Problem details » Leaving out the pictures, please retype each record exactly.

Data entries for graphics:

*****

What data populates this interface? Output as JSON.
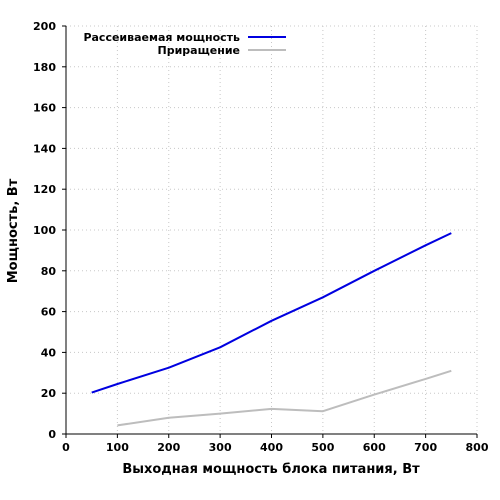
{
  "chart_data": {
    "type": "line",
    "title": "",
    "xlabel": "Выходная мощность блока питания, Вт",
    "ylabel": "Мощность, Вт",
    "xlim": [
      0,
      800
    ],
    "ylim": [
      0,
      200
    ],
    "x_ticks": [
      0,
      100,
      200,
      300,
      400,
      500,
      600,
      700,
      800
    ],
    "y_ticks": [
      0,
      20,
      40,
      60,
      80,
      100,
      120,
      140,
      160,
      180,
      200
    ],
    "grid": true,
    "legend_position": "top-left",
    "series": [
      {
        "name": "Рассеиваемая мощность",
        "color": "#0000e0",
        "x": [
          50,
          100,
          200,
          300,
          400,
          500,
          600,
          700,
          750
        ],
        "y": [
          20.3,
          24.5,
          32.5,
          42.5,
          55.5,
          67,
          80,
          92.5,
          98.5
        ]
      },
      {
        "name": "Приращение",
        "color": "#bdbdbd",
        "x": [
          100,
          200,
          300,
          400,
          500,
          600,
          700,
          750
        ],
        "y": [
          4.2,
          8,
          10,
          12.3,
          11.2,
          19.3,
          27,
          31
        ]
      }
    ]
  }
}
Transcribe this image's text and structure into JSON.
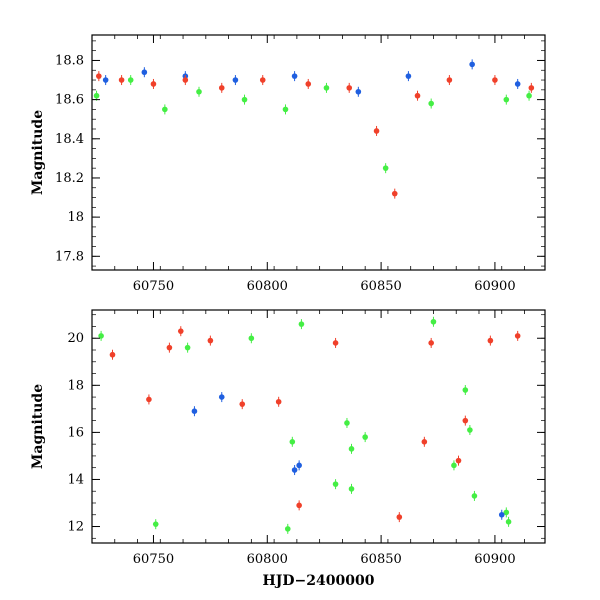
{
  "chart_data": [
    {
      "panel": "top",
      "type": "scatter",
      "xlabel": "",
      "ylabel": "Magnitude",
      "xlim": [
        60723,
        60922
      ],
      "ylim": [
        18.93,
        17.73
      ],
      "xticks": [
        60750,
        60800,
        60850,
        60900
      ],
      "yticks": [
        17.8,
        18,
        18.2,
        18.4,
        18.6,
        18.8
      ],
      "ytick_labels": [
        "17.8",
        "18",
        "18.2",
        "18.4",
        "18.6",
        "18.8"
      ],
      "grid": false,
      "series": [
        {
          "color": "#44ee44",
          "points": [
            [
              60725,
              18.62
            ],
            [
              60740,
              18.7
            ],
            [
              60755,
              18.55
            ],
            [
              60770,
              18.64
            ],
            [
              60790,
              18.6
            ],
            [
              60808,
              18.55
            ],
            [
              60826,
              18.66
            ],
            [
              60852,
              18.25
            ],
            [
              60872,
              18.58
            ],
            [
              60905,
              18.6
            ],
            [
              60915,
              18.62
            ]
          ]
        },
        {
          "color": "#1f5fe0",
          "points": [
            [
              60729,
              18.7
            ],
            [
              60746,
              18.74
            ],
            [
              60764,
              18.72
            ],
            [
              60786,
              18.7
            ],
            [
              60812,
              18.72
            ],
            [
              60840,
              18.64
            ],
            [
              60862,
              18.72
            ],
            [
              60890,
              18.78
            ],
            [
              60910,
              18.68
            ]
          ]
        },
        {
          "color": "#f0402a",
          "points": [
            [
              60726,
              18.72
            ],
            [
              60736,
              18.7
            ],
            [
              60750,
              18.68
            ],
            [
              60764,
              18.7
            ],
            [
              60780,
              18.66
            ],
            [
              60798,
              18.7
            ],
            [
              60818,
              18.68
            ],
            [
              60836,
              18.66
            ],
            [
              60848,
              18.44
            ],
            [
              60856,
              18.12
            ],
            [
              60866,
              18.62
            ],
            [
              60880,
              18.7
            ],
            [
              60900,
              18.7
            ],
            [
              60916,
              18.66
            ]
          ]
        }
      ]
    },
    {
      "panel": "bottom",
      "type": "scatter",
      "xlabel": "HJD−2400000",
      "ylabel": "Magnitude",
      "xlim": [
        60723,
        60922
      ],
      "ylim": [
        21.2,
        11.3
      ],
      "xticks": [
        60750,
        60800,
        60850,
        60900
      ],
      "yticks": [
        12,
        14,
        16,
        18,
        20
      ],
      "ytick_labels": [
        "12",
        "14",
        "16",
        "18",
        "20"
      ],
      "grid": false,
      "series": [
        {
          "color": "#44ee44",
          "points": [
            [
              60727,
              20.1
            ],
            [
              60751,
              12.1
            ],
            [
              60765,
              19.6
            ],
            [
              60793,
              20.0
            ],
            [
              60809,
              11.9
            ],
            [
              60811,
              15.6
            ],
            [
              60815,
              20.6
            ],
            [
              60830,
              13.8
            ],
            [
              60835,
              16.4
            ],
            [
              60837,
              13.6
            ],
            [
              60837,
              15.3
            ],
            [
              60843,
              15.8
            ],
            [
              60873,
              20.7
            ],
            [
              60882,
              14.6
            ],
            [
              60887,
              17.8
            ],
            [
              60889,
              16.1
            ],
            [
              60891,
              13.3
            ],
            [
              60905,
              12.6
            ],
            [
              60906,
              12.2
            ]
          ]
        },
        {
          "color": "#1f5fe0",
          "points": [
            [
              60768,
              16.9
            ],
            [
              60780,
              17.5
            ],
            [
              60812,
              14.4
            ],
            [
              60814,
              14.6
            ],
            [
              60903,
              12.5
            ]
          ]
        },
        {
          "color": "#f0402a",
          "points": [
            [
              60732,
              19.3
            ],
            [
              60748,
              17.4
            ],
            [
              60757,
              19.6
            ],
            [
              60762,
              20.3
            ],
            [
              60775,
              19.9
            ],
            [
              60789,
              17.2
            ],
            [
              60805,
              17.3
            ],
            [
              60814,
              12.9
            ],
            [
              60830,
              19.8
            ],
            [
              60858,
              12.4
            ],
            [
              60869,
              15.6
            ],
            [
              60872,
              19.8
            ],
            [
              60884,
              14.8
            ],
            [
              60887,
              16.5
            ],
            [
              60898,
              19.9
            ],
            [
              60910,
              20.1
            ]
          ]
        }
      ]
    }
  ]
}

*****

Correct answer »
What data populates this interface? Output as JSON.
{
  "chart_data": {
    "type": "line",
    "title": "",
    "xlabel": "Выходная мощность блока питания, Вт",
    "ylabel": "Мощность, Вт",
    "xlim": [
      0,
      800
    ],
    "ylim": [
      0,
      200
    ],
    "x_ticks": [
      0,
      100,
      200,
      300,
      400,
      500,
      600,
      700,
      800
    ],
    "y_ticks": [
      0,
      20,
      40,
      60,
      80,
      100,
      120,
      140,
      160,
      180,
      200
    ],
    "grid": true,
    "legend_position": "top-left",
    "series": [
      {
        "name": "Рассеиваемая мощность",
        "color": "#0000e0",
        "x": [
          50,
          100,
          200,
          300,
          400,
          500,
          600,
          700,
          750
        ],
        "y": [
          20.3,
          24.5,
          32.5,
          42.5,
          55.5,
          67,
          80,
          92.5,
          98.5
        ]
      },
      {
        "name": "Приращение",
        "color": "#bdbdbd",
        "x": [
          100,
          200,
          300,
          400,
          500,
          600,
          700,
          750
        ],
        "y": [
          4.2,
          8,
          10,
          12.3,
          11.2,
          19.3,
          27,
          31
        ]
      }
    ]
  }
}
Transcribe this image's text and structure into JSON.
{
  "chart_data": [
    {
      "panel": "top",
      "type": "scatter",
      "xlabel": "",
      "ylabel": "Magnitude",
      "xlim": [
        60723,
        60922
      ],
      "ylim": [
        18.93,
        17.73
      ],
      "xticks": [
        60750,
        60800,
        60850,
        60900
      ],
      "yticks": [
        17.8,
        18,
        18.2,
        18.4,
        18.6,
        18.8
      ],
      "ytick_labels": [
        "17.8",
        "18",
        "18.2",
        "18.4",
        "18.6",
        "18.8"
      ],
      "grid": false,
      "series": [
        {
          "color": "#44ee44",
          "points": [
            [
              60725,
              18.62
            ],
            [
              60740,
              18.7
            ],
            [
              60755,
              18.55
            ],
            [
              60770,
              18.64
            ],
            [
              60790,
              18.6
            ],
            [
              60808,
              18.55
            ],
            [
              60826,
              18.66
            ],
            [
              60852,
              18.25
            ],
            [
              60872,
              18.58
            ],
            [
              60905,
              18.6
            ],
            [
              60915,
              18.62
            ]
          ]
        },
        {
          "color": "#1f5fe0",
          "points": [
            [
              60729,
              18.7
            ],
            [
              60746,
              18.74
            ],
            [
              60764,
              18.72
            ],
            [
              60786,
              18.7
            ],
            [
              60812,
              18.72
            ],
            [
              60840,
              18.64
            ],
            [
              60862,
              18.72
            ],
            [
              60890,
              18.78
            ],
            [
              60910,
              18.68
            ]
          ]
        },
        {
          "color": "#f0402a",
          "points": [
            [
              60726,
              18.72
            ],
            [
              60736,
              18.7
            ],
            [
              60750,
              18.68
            ],
            [
              60764,
              18.7
            ],
            [
              60780,
              18.66
            ],
            [
              60798,
              18.7
            ],
            [
              60818,
              18.68
            ],
            [
              60836,
              18.66
            ],
            [
              60848,
              18.44
            ],
            [
              60856,
              18.12
            ],
            [
              60866,
              18.62
            ],
            [
              60880,
              18.7
            ],
            [
              60900,
              18.7
            ],
            [
              60916,
              18.66
            ]
          ]
        }
      ]
    },
    {
      "panel": "bottom",
      "type": "scatter",
      "xlabel": "HJD−2400000",
      "ylabel": "Magnitude",
      "xlim": [
        60723,
        60922
      ],
      "ylim": [
        21.2,
        11.3
      ],
      "xticks": [
        60750,
        60800,
        60850,
        60900
      ],
      "yticks": [
        12,
        14,
        16,
        18,
        20
      ],
      "ytick_labels": [
        "12",
        "14",
        "16",
        "18",
        "20"
      ],
      "grid": false,
      "series": [
        {
          "color": "#44ee44",
          "points": [
            [
              60727,
              20.1
            ],
            [
              60751,
              12.1
            ],
            [
              60765,
              19.6
            ],
            [
              60793,
              20.0
            ],
            [
              60809,
              11.9
            ],
            [
              60811,
              15.6
            ],
            [
              60815,
              20.6
            ],
            [
              60830,
              13.8
            ],
            [
              60835,
              16.4
            ],
            [
              60837,
              13.6
            ],
            [
              60837,
              15.3
            ],
            [
              60843,
              15.8
            ],
            [
              60873,
              20.7
            ],
            [
              60882,
              14.6
            ],
            [
              60887,
              17.8
            ],
            [
              60889,
              16.1
            ],
            [
              60891,
              13.3
            ],
            [
              60905,
              12.6
            ],
            [
              60906,
              12.2
            ]
          ]
        },
        {
          "color": "#1f5fe0",
          "points": [
            [
              60768,
              16.9
            ],
            [
              60780,
              17.5
            ],
            [
              60812,
              14.4
            ],
            [
              60814,
              14.6
            ],
            [
              60903,
              12.5
            ]
          ]
        },
        {
          "color": "#f0402a",
          "points": [
            [
              60732,
              19.3
            ],
            [
              60748,
              17.4
            ],
            [
              60757,
              19.6
            ],
            [
              60762,
              20.3
            ],
            [
              60775,
              19.9
            ],
            [
              60789,
              17.2
            ],
            [
              60805,
              17.3
            ],
            [
              60814,
              12.9
            ],
            [
              60830,
              19.8
            ],
            [
              60858,
              12.4
            ],
            [
              60869,
              15.6
            ],
            [
              60872,
              19.8
            ],
            [
              60884,
              14.8
            ],
            [
              60887,
              16.5
            ],
            [
              60898,
              19.9
            ],
            [
              60910,
              20.1
            ]
          ]
        }
      ]
    }
  ]
}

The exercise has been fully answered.